# EXERCISE
Word for word, give the material below again, minus any images.

# INFORMATION PROVIDED
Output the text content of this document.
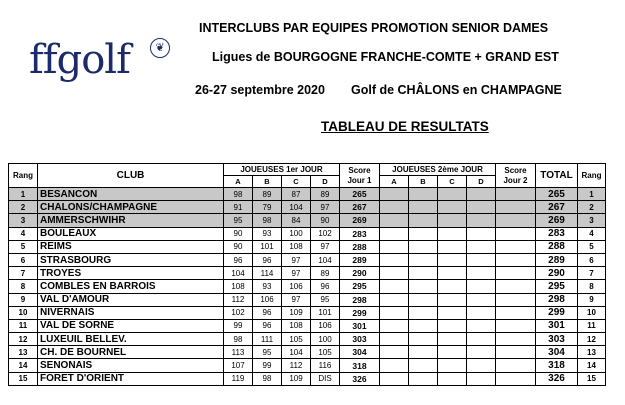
ffgolf	❦
INTERCLUBS PAR EQUIPES PROMOTION SENIOR DAMES
Ligues de BOURGOGNE FRANCHE-COMTE + GRAND EST
26-27 septembre 2020 Golf de CHÂLONS en CHAMPAGNE
TABLEAU DE RESULTATS
Rang	CLUB	JOUEUSES 1er JOUR				Score Jour 1	JOUEUSES 2ème JOUR				Score Jour 2	TOTAL	Rang
		A	B	C	D		A	B	C	D			
1	BESANCON	98	89	87	89	265						265	1
2	CHALONS/CHAMPAGNE	91	79	104	97	267						267	2
3	AMMERSCHWIHR	95	98	84	90	269						269	3
4	BOULEAUX	90	93	100	102	283						283	4
5	REIMS	90	101	108	97	288						288	5
6	STRASBOURG	96	96	97	104	289						289	6
7	TROYES	104	114	97	89	290						290	7
8	COMBLES EN BARROIS	108	93	106	96	295						295	8
9	VAL D'AMOUR	112	106	97	95	298						298	9
10	NIVERNAIS	102	96	109	101	299						299	10
11	VAL DE SORNE	99	96	108	106	301						301	11
12	LUXEUIL BELLEV.	98	111	105	100	303						303	12
13	CH. DE BOURNEL	113	95	104	105	304						304	13
14	SENONAIS	107	99	112	116	318						318	14
15	FORET D'ORIENT	119	98	109	DIS	326						326	15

# ANSWER TO THE PROBLEM
Output the text content of this document.
ffgolf	❦
INTERCLUBS PAR EQUIPES PROMOTION SENIOR DAMES
Ligues de BOURGOGNE FRANCHE-COMTE + GRAND EST
26-27 septembre 2020 Golf de CHÂLONS en CHAMPAGNE
TABLEAU DE RESULTATS
Rang	CLUB	JOUEUSES 1er JOUR				Score Jour 1	JOUEUSES 2ème JOUR				Score Jour 2	TOTAL	Rang
		A	B	C	D		A	B	C	D			
1	BESANCON	98	89	87	89	265						265	1
2	CHALONS/CHAMPAGNE	91	79	104	97	267						267	2
3	AMMERSCHWIHR	95	98	84	90	269						269	3
4	BOULEAUX	90	93	100	102	283						283	4
5	REIMS	90	101	108	97	288						288	5
6	STRASBOURG	96	96	97	104	289						289	6
7	TROYES	104	114	97	89	290						290	7
8	COMBLES EN BARROIS	108	93	106	96	295						295	8
9	VAL D'AMOUR	112	106	97	95	298						298	9
10	NIVERNAIS	102	96	109	101	299						299	10
11	VAL DE SORNE	99	96	108	106	301						301	11
12	LUXEUIL BELLEV.	98	111	105	100	303						303	12
13	CH. DE BOURNEL	113	95	104	105	304						304	13
14	SENONAIS	107	99	112	116	318						318	14
15	FORET D'ORIENT	119	98	109	DIS	326						326	15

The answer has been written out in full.